→ **Instruction**
Sort through the entries below and pull out lines containing the word "Trayectoria".

-- Begin Records for processing --

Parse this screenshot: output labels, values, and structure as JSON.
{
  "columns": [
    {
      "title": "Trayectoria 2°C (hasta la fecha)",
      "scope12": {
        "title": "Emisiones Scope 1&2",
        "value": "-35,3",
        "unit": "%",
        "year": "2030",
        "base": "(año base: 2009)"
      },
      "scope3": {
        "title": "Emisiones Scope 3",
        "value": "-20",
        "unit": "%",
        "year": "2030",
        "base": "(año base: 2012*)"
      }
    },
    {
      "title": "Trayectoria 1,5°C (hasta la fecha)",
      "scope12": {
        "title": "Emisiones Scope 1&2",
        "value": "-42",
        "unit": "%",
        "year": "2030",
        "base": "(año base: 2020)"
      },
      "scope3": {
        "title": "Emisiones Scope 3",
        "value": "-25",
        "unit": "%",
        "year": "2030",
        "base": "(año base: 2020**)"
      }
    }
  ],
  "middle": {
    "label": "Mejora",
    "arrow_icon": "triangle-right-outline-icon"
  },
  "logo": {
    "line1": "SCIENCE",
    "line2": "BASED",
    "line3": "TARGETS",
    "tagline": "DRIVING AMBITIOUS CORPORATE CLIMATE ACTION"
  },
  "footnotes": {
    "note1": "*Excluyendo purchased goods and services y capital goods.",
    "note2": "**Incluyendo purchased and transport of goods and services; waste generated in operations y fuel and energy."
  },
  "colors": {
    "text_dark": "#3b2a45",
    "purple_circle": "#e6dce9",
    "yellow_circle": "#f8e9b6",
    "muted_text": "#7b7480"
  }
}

-- End Records for processing --

→ **Reply to the task**
      "title": "Trayectoria 2°C (hasta la fecha)",
      "title": "Trayectoria 1,5°C (hasta la fecha)",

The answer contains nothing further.